_Data to process_.
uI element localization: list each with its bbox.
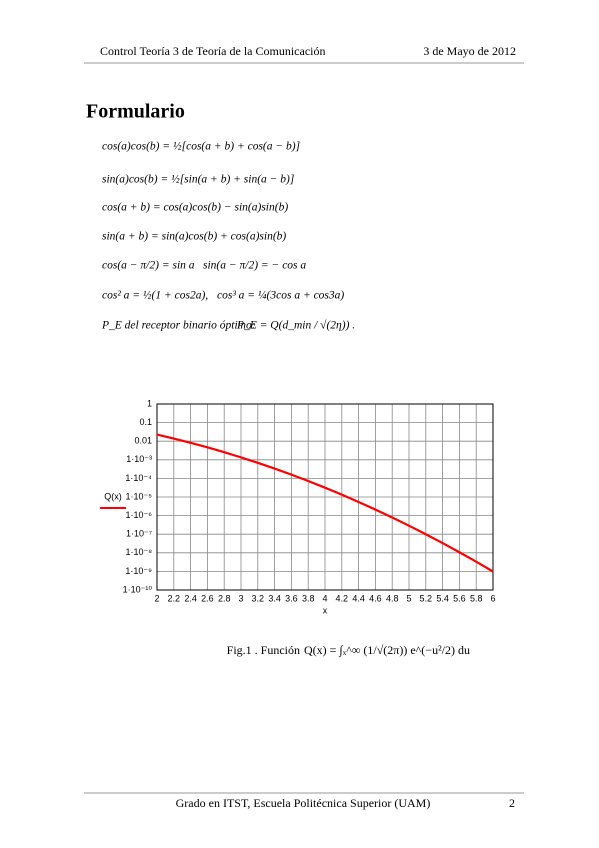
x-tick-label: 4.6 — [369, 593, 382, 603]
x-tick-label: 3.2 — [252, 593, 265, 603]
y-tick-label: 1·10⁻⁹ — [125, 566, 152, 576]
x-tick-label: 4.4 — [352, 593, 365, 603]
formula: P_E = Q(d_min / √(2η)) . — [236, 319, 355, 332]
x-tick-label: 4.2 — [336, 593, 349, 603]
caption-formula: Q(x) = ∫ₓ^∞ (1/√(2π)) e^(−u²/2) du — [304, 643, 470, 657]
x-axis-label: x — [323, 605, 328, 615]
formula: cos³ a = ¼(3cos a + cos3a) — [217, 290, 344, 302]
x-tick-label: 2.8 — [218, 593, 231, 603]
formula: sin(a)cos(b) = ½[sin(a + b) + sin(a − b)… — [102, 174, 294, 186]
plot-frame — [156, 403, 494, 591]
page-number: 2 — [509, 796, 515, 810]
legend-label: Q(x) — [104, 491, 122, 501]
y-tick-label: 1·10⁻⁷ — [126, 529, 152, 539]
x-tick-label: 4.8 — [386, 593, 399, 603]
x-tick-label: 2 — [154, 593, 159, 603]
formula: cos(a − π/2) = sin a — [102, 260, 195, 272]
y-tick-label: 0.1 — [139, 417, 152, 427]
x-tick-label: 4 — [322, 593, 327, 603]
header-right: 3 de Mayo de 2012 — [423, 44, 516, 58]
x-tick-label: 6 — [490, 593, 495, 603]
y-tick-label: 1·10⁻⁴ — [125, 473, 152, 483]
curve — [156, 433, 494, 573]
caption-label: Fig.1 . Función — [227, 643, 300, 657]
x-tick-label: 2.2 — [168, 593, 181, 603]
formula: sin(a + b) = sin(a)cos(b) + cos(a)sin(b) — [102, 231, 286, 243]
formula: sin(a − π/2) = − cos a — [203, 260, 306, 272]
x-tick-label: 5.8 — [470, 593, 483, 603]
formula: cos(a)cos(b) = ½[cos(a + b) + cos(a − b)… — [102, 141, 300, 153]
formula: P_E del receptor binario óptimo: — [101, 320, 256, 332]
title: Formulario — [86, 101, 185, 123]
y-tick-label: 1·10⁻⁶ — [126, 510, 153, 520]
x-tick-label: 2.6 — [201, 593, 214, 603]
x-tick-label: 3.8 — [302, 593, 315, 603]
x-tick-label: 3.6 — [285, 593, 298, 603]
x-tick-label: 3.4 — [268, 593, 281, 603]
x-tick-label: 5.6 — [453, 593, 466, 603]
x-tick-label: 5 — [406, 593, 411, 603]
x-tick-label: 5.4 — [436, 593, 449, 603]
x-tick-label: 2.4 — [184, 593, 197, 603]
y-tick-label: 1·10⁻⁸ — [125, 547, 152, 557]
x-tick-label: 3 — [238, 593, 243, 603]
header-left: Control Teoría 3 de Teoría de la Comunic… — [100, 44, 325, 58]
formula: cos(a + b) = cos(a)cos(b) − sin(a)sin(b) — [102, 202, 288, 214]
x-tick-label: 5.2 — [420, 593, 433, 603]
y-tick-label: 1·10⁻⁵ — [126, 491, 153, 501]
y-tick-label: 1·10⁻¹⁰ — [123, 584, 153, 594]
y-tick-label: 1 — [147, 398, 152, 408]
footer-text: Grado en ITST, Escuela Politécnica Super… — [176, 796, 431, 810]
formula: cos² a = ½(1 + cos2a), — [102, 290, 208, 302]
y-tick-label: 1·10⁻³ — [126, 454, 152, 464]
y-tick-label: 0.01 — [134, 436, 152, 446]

_Instructions for the task_. Write out all of the data above line for line without altering anything, and leave the picture out of your copy.

_The solution_.
uI element localization: list each with its bbox.
x-tick-label: 4.6 — [369, 593, 382, 603]
x-tick-label: 3.2 — [252, 593, 265, 603]
y-tick-label: 1·10⁻⁹ — [125, 566, 152, 576]
x-tick-label: 4.4 — [352, 593, 365, 603]
formula: P_E = Q(d_min / √(2η)) . — [236, 319, 355, 332]
x-tick-label: 4.2 — [336, 593, 349, 603]
caption-formula: Q(x) = ∫ₓ^∞ (1/√(2π)) e^(−u²/2) du — [304, 643, 470, 657]
x-axis-label: x — [323, 605, 328, 615]
formula: cos³ a = ¼(3cos a + cos3a) — [217, 290, 344, 302]
x-tick-label: 2.8 — [218, 593, 231, 603]
formula: sin(a)cos(b) = ½[sin(a + b) + sin(a − b)… — [102, 174, 294, 186]
plot-frame — [156, 403, 494, 591]
page-number: 2 — [509, 796, 515, 810]
legend-label: Q(x) — [104, 491, 122, 501]
y-tick-label: 1·10⁻⁷ — [126, 529, 152, 539]
x-tick-label: 4.8 — [386, 593, 399, 603]
x-tick-label: 2 — [154, 593, 159, 603]
formula: cos(a − π/2) = sin a — [102, 260, 195, 272]
y-tick-label: 0.1 — [139, 417, 152, 427]
x-tick-label: 4 — [322, 593, 327, 603]
header-right: 3 de Mayo de 2012 — [423, 44, 516, 58]
x-tick-label: 6 — [490, 593, 495, 603]
y-tick-label: 1·10⁻⁴ — [125, 473, 152, 483]
curve — [156, 433, 494, 573]
caption-label: Fig.1 . Función — [227, 643, 300, 657]
x-tick-label: 2.2 — [168, 593, 181, 603]
formula: sin(a + b) = sin(a)cos(b) + cos(a)sin(b) — [102, 231, 286, 243]
formula: sin(a − π/2) = − cos a — [203, 260, 306, 272]
x-tick-label: 5.8 — [470, 593, 483, 603]
formula: cos(a)cos(b) = ½[cos(a + b) + cos(a − b)… — [102, 141, 300, 153]
formula: P_E del receptor binario óptimo: — [101, 320, 256, 332]
title: Formulario — [86, 101, 185, 123]
y-tick-label: 1·10⁻⁶ — [126, 510, 153, 520]
x-tick-label: 2.6 — [201, 593, 214, 603]
x-tick-label: 3.8 — [302, 593, 315, 603]
x-tick-label: 3.6 — [285, 593, 298, 603]
x-tick-label: 3.4 — [268, 593, 281, 603]
x-tick-label: 5.6 — [453, 593, 466, 603]
x-tick-label: 5 — [406, 593, 411, 603]
x-tick-label: 5.4 — [436, 593, 449, 603]
x-tick-label: 2.4 — [184, 593, 197, 603]
y-tick-label: 1·10⁻⁸ — [125, 547, 152, 557]
x-tick-label: 3 — [238, 593, 243, 603]
header-left: Control Teoría 3 de Teoría de la Comunic… — [100, 44, 325, 58]
formula: cos(a + b) = cos(a)cos(b) − sin(a)sin(b) — [102, 202, 288, 214]
x-tick-label: 5.2 — [420, 593, 433, 603]
y-tick-label: 1·10⁻⁵ — [126, 491, 153, 501]
y-tick-label: 1·10⁻¹⁰ — [123, 584, 153, 594]
y-tick-label: 1 — [147, 398, 152, 408]
footer-text: Grado en ITST, Escuela Politécnica Super… — [176, 796, 431, 810]
formula: cos² a = ½(1 + cos2a), — [102, 290, 208, 302]
y-tick-label: 1·10⁻³ — [126, 454, 152, 464]
y-tick-label: 0.01 — [134, 436, 152, 446]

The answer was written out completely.